REQUIREMENT —
From the listing below, extract each entry exactly as written, minus the images.

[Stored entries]
Start

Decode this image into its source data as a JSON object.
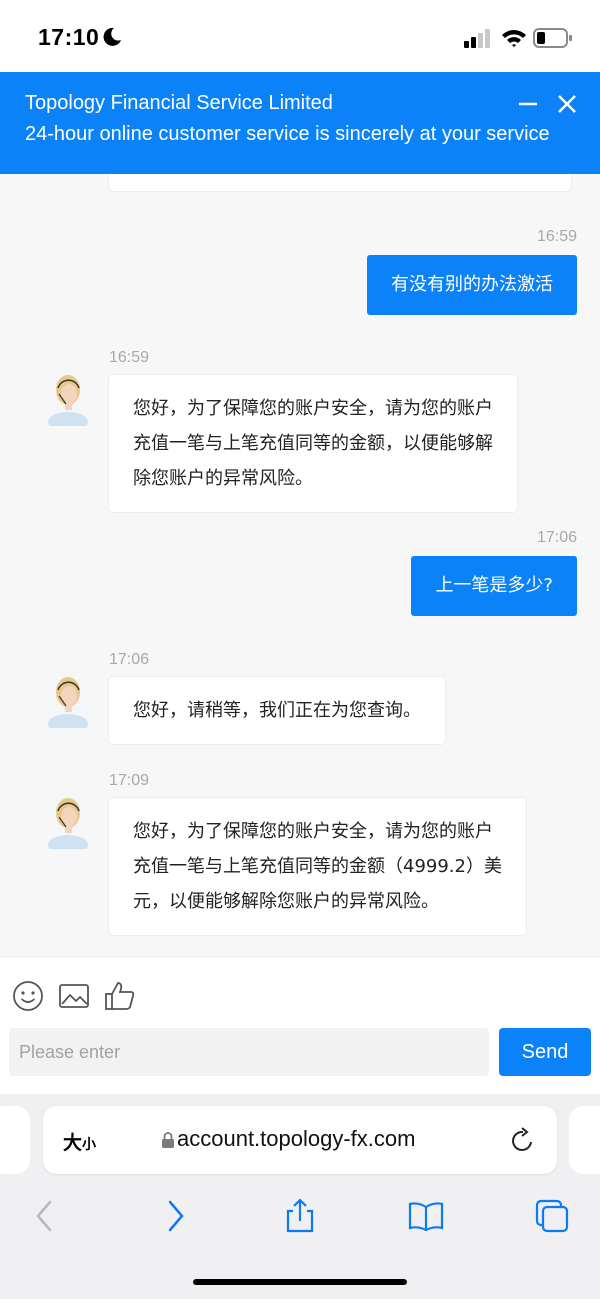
{
  "status_bar": {
    "time": "17:10"
  },
  "header": {
    "title": "Topology Financial Service Limited",
    "subtitle": "24-hour online customer service is sincerely at your service"
  },
  "messages": [
    {
      "side": "out",
      "time": "16:59",
      "text": "有没有别的办法激活"
    },
    {
      "side": "in",
      "time": "16:59",
      "lines": [
        "您好，为了保障您的账户安全，请为您的账户",
        "充值一笔与上笔充值同等的金额，以便能够解",
        "除您账户的异常风险。"
      ]
    },
    {
      "side": "out",
      "time": "17:06",
      "text": "上一笔是多少?"
    },
    {
      "side": "in",
      "time": "17:06",
      "lines": [
        "您好，请稍等，我们正在为您查询。"
      ]
    },
    {
      "side": "in",
      "time": "17:09",
      "lines": [
        "您好，为了保障您的账户安全，请为您的账户",
        "充值一笔与上笔充值同等的金额（4999.2）美",
        "元，以便能够解除您账户的异常风险。"
      ]
    }
  ],
  "composer": {
    "placeholder": "Please enter",
    "send_label": "Send"
  },
  "browser": {
    "reader_big": "大",
    "reader_small": "小",
    "url": "account.topology-fx.com"
  },
  "colors": {
    "accent": "#0b82f7",
    "background": "#f7f7f7"
  }
}
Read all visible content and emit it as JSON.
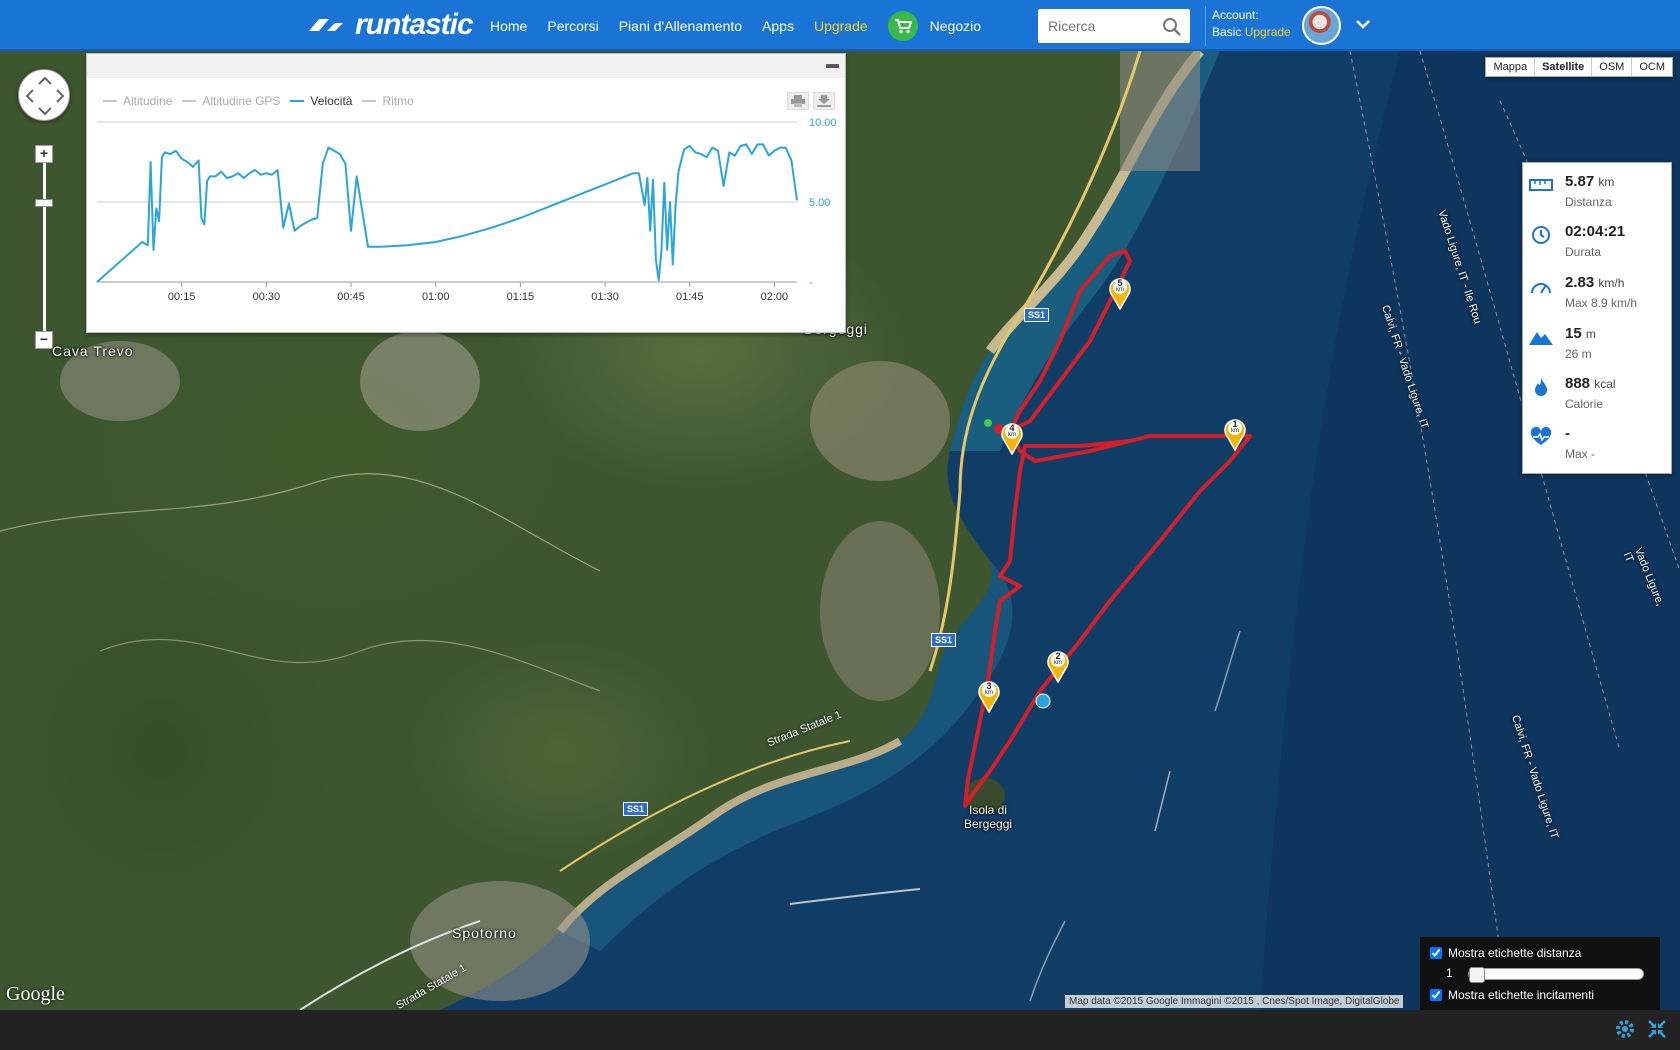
{
  "nav": {
    "logo": "runtastic",
    "items": [
      "Home",
      "Percorsi",
      "Piani d'Allenamento",
      "Apps"
    ],
    "upgrade": "Upgrade",
    "shop": "Negozio",
    "search_placeholder": "Ricerca",
    "account_label": "Account:",
    "account_type": "Basic",
    "account_upgrade": "Upgrade"
  },
  "map_types": [
    "Mappa",
    "Satellite",
    "OSM",
    "OCM"
  ],
  "map_type_selected": "Satellite",
  "places": {
    "cava": "Cava Trevo",
    "bergeggi": "Bergeggi",
    "isola_1": "Isola di",
    "isola_2": "Bergeggi",
    "spotorno": "Spotorno",
    "strada1": "Strada Statale 1",
    "strada2": "Strada Statale 1",
    "shield": "SS1",
    "route1": "Vado Ligure, IT - Ile Rou",
    "route2": "Calvi, FR - Vado Ligure, IT",
    "route3": "Calvi, FR - Vado Ligure, IT",
    "route4": "Vado Ligure, IT",
    "google": "Google",
    "attribution": "Map data ©2015 Google Immagini ©2015 , Cnes/Spot Image, DigitalGlobe"
  },
  "km_markers": [
    "1",
    "2",
    "3",
    "4",
    "5"
  ],
  "km_unit": "km",
  "chart": {
    "legend": [
      "Altitudine",
      "Altitudine GPS",
      "Velocità",
      "Ritmo"
    ],
    "active": "Velocità"
  },
  "chart_data": {
    "type": "line",
    "title": "",
    "series": [
      {
        "name": "Velocità"
      }
    ],
    "x_ticks": [
      "00:15",
      "00:30",
      "00:45",
      "01:00",
      "01:15",
      "01:30",
      "01:45",
      "02:00"
    ],
    "y_ticks": [
      "10.00",
      "5.00",
      "-"
    ],
    "ylim": [
      0,
      10
    ],
    "x_minutes": [
      0,
      8,
      9,
      9.5,
      10,
      10.5,
      11,
      11.5,
      12,
      13,
      14,
      15,
      16,
      17,
      18,
      18.5,
      19,
      19.5,
      20,
      21,
      22,
      23,
      24,
      25,
      26,
      27,
      28,
      29,
      30,
      31,
      32,
      33,
      34,
      35,
      36,
      37,
      38,
      39,
      40,
      41,
      42,
      43,
      44,
      45,
      46,
      48,
      50,
      55,
      60,
      65,
      70,
      75,
      80,
      85,
      90,
      95,
      96,
      97,
      97.5,
      98,
      98.5,
      99,
      99.5,
      100,
      100.5,
      101,
      101.5,
      102,
      102.5,
      103,
      104,
      105,
      106,
      107,
      108,
      109,
      110,
      111,
      112,
      113,
      114,
      115,
      116,
      117,
      118,
      119,
      120,
      121,
      122,
      123,
      124
    ],
    "values": [
      0,
      2.5,
      2.3,
      7.5,
      2.0,
      4.6,
      3.8,
      7.8,
      8.1,
      8.0,
      8.2,
      7.7,
      7.5,
      7.2,
      7.6,
      4.0,
      3.6,
      6.3,
      6.6,
      6.6,
      6.9,
      6.5,
      6.6,
      6.8,
      6.5,
      6.8,
      7.0,
      6.7,
      6.8,
      6.7,
      7.0,
      3.4,
      4.9,
      3.2,
      3.5,
      3.7,
      3.9,
      4.0,
      7.4,
      8.4,
      8.2,
      8.0,
      7.4,
      3.2,
      6.6,
      2.2,
      2.2,
      2.3,
      2.5,
      2.9,
      3.4,
      4.0,
      4.7,
      5.4,
      6.1,
      6.8,
      6.8,
      4.8,
      6.5,
      3.2,
      6.4,
      1.4,
      0.1,
      2.0,
      6.2,
      2.0,
      5.0,
      1.1,
      4.8,
      6.9,
      8.3,
      8.5,
      8.1,
      8.0,
      7.8,
      8.4,
      8.2,
      6.0,
      8.1,
      7.9,
      8.5,
      8.6,
      8.0,
      8.6,
      8.6,
      7.9,
      8.2,
      8.4,
      8.4,
      7.6,
      5.1
    ]
  },
  "stats": [
    {
      "icon": "ruler-icon",
      "value": "5.87",
      "unit": "km",
      "label": "Distanza"
    },
    {
      "icon": "clock-icon",
      "value": "02:04:21",
      "unit": "",
      "label": "Durata"
    },
    {
      "icon": "speedometer-icon",
      "value": "2.83",
      "unit": "km/h",
      "label": "Max 8.9 km/h"
    },
    {
      "icon": "mountain-icon",
      "value": "15",
      "unit": "m",
      "label": "26 m"
    },
    {
      "icon": "flame-icon",
      "value": "888",
      "unit": "kcal",
      "label": "Calorie"
    },
    {
      "icon": "heart-rate-icon",
      "value": "-",
      "unit": "",
      "label": "Max -"
    }
  ],
  "options": {
    "distance_labels": "Mostra etichette distanza",
    "slider_value": "1",
    "cheer_labels": "Mostra etichette incitamenti"
  },
  "colors": {
    "brand": "#1a74d6",
    "route": "#d21f2a",
    "speed_line": "#2aa4dc",
    "upgrade": "#f5d43a"
  }
}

End

FINISHED ANSWER —
Decode this image into its source data as a JSON object.
{
  "status_bar": {
    "time": "17:10"
  },
  "header": {
    "title": "Topology Financial Service Limited",
    "subtitle": "24-hour online customer service is sincerely at your service"
  },
  "messages": [
    {
      "side": "out",
      "time": "16:59",
      "text": "有没有别的办法激活"
    },
    {
      "side": "in",
      "time": "16:59",
      "lines": [
        "您好，为了保障您的账户安全，请为您的账户",
        "充值一笔与上笔充值同等的金额，以便能够解",
        "除您账户的异常风险。"
      ]
    },
    {
      "side": "out",
      "time": "17:06",
      "text": "上一笔是多少?"
    },
    {
      "side": "in",
      "time": "17:06",
      "lines": [
        "您好，请稍等，我们正在为您查询。"
      ]
    },
    {
      "side": "in",
      "time": "17:09",
      "lines": [
        "您好，为了保障您的账户安全，请为您的账户",
        "充值一笔与上笔充值同等的金额（4999.2）美",
        "元，以便能够解除您账户的异常风险。"
      ]
    }
  ],
  "composer": {
    "placeholder": "Please enter",
    "send_label": "Send"
  },
  "browser": {
    "reader_big": "大",
    "reader_small": "小",
    "url": "account.topology-fx.com"
  },
  "colors": {
    "accent": "#0b82f7",
    "background": "#f7f7f7"
  }
}
Read all visible content and emit it as JSON.
{
  "nav": {
    "logo": "runtastic",
    "items": [
      "Home",
      "Percorsi",
      "Piani d'Allenamento",
      "Apps"
    ],
    "upgrade": "Upgrade",
    "shop": "Negozio",
    "search_placeholder": "Ricerca",
    "account_label": "Account:",
    "account_type": "Basic",
    "account_upgrade": "Upgrade"
  },
  "map_types": [
    "Mappa",
    "Satellite",
    "OSM",
    "OCM"
  ],
  "map_type_selected": "Satellite",
  "places": {
    "cava": "Cava Trevo",
    "bergeggi": "Bergeggi",
    "isola_1": "Isola di",
    "isola_2": "Bergeggi",
    "spotorno": "Spotorno",
    "strada1": "Strada Statale 1",
    "strada2": "Strada Statale 1",
    "shield": "SS1",
    "route1": "Vado Ligure, IT - Ile Rou",
    "route2": "Calvi, FR - Vado Ligure, IT",
    "route3": "Calvi, FR - Vado Ligure, IT",
    "route4": "Vado Ligure, IT",
    "google": "Google",
    "attribution": "Map data ©2015 Google Immagini ©2015 , Cnes/Spot Image, DigitalGlobe"
  },
  "km_markers": [
    "1",
    "2",
    "3",
    "4",
    "5"
  ],
  "km_unit": "km",
  "chart": {
    "legend": [
      "Altitudine",
      "Altitudine GPS",
      "Velocità",
      "Ritmo"
    ],
    "active": "Velocità"
  },
  "chart_data": {
    "type": "line",
    "title": "",
    "series": [
      {
        "name": "Velocità"
      }
    ],
    "x_ticks": [
      "00:15",
      "00:30",
      "00:45",
      "01:00",
      "01:15",
      "01:30",
      "01:45",
      "02:00"
    ],
    "y_ticks": [
      "10.00",
      "5.00",
      "-"
    ],
    "ylim": [
      0,
      10
    ],
    "x_minutes": [
      0,
      8,
      9,
      9.5,
      10,
      10.5,
      11,
      11.5,
      12,
      13,
      14,
      15,
      16,
      17,
      18,
      18.5,
      19,
      19.5,
      20,
      21,
      22,
      23,
      24,
      25,
      26,
      27,
      28,
      29,
      30,
      31,
      32,
      33,
      34,
      35,
      36,
      37,
      38,
      39,
      40,
      41,
      42,
      43,
      44,
      45,
      46,
      48,
      50,
      55,
      60,
      65,
      70,
      75,
      80,
      85,
      90,
      95,
      96,
      97,
      97.5,
      98,
      98.5,
      99,
      99.5,
      100,
      100.5,
      101,
      101.5,
      102,
      102.5,
      103,
      104,
      105,
      106,
      107,
      108,
      109,
      110,
      111,
      112,
      113,
      114,
      115,
      116,
      117,
      118,
      119,
      120,
      121,
      122,
      123,
      124
    ],
    "values": [
      0,
      2.5,
      2.3,
      7.5,
      2.0,
      4.6,
      3.8,
      7.8,
      8.1,
      8.0,
      8.2,
      7.7,
      7.5,
      7.2,
      7.6,
      4.0,
      3.6,
      6.3,
      6.6,
      6.6,
      6.9,
      6.5,
      6.6,
      6.8,
      6.5,
      6.8,
      7.0,
      6.7,
      6.8,
      6.7,
      7.0,
      3.4,
      4.9,
      3.2,
      3.5,
      3.7,
      3.9,
      4.0,
      7.4,
      8.4,
      8.2,
      8.0,
      7.4,
      3.2,
      6.6,
      2.2,
      2.2,
      2.3,
      2.5,
      2.9,
      3.4,
      4.0,
      4.7,
      5.4,
      6.1,
      6.8,
      6.8,
      4.8,
      6.5,
      3.2,
      6.4,
      1.4,
      0.1,
      2.0,
      6.2,
      2.0,
      5.0,
      1.1,
      4.8,
      6.9,
      8.3,
      8.5,
      8.1,
      8.0,
      7.8,
      8.4,
      8.2,
      6.0,
      8.1,
      7.9,
      8.5,
      8.6,
      8.0,
      8.6,
      8.6,
      7.9,
      8.2,
      8.4,
      8.4,
      7.6,
      5.1
    ]
  },
  "stats": [
    {
      "icon": "ruler-icon",
      "value": "5.87",
      "unit": "km",
      "label": "Distanza"
    },
    {
      "icon": "clock-icon",
      "value": "02:04:21",
      "unit": "",
      "label": "Durata"
    },
    {
      "icon": "speedometer-icon",
      "value": "2.83",
      "unit": "km/h",
      "label": "Max 8.9 km/h"
    },
    {
      "icon": "mountain-icon",
      "value": "15",
      "unit": "m",
      "label": "26 m"
    },
    {
      "icon": "flame-icon",
      "value": "888",
      "unit": "kcal",
      "label": "Calorie"
    },
    {
      "icon": "heart-rate-icon",
      "value": "-",
      "unit": "",
      "label": "Max -"
    }
  ],
  "options": {
    "distance_labels": "Mostra etichette distanza",
    "slider_value": "1",
    "cheer_labels": "Mostra etichette incitamenti"
  },
  "colors": {
    "brand": "#1a74d6",
    "route": "#d21f2a",
    "speed_line": "#2aa4dc",
    "upgrade": "#f5d43a"
  }
}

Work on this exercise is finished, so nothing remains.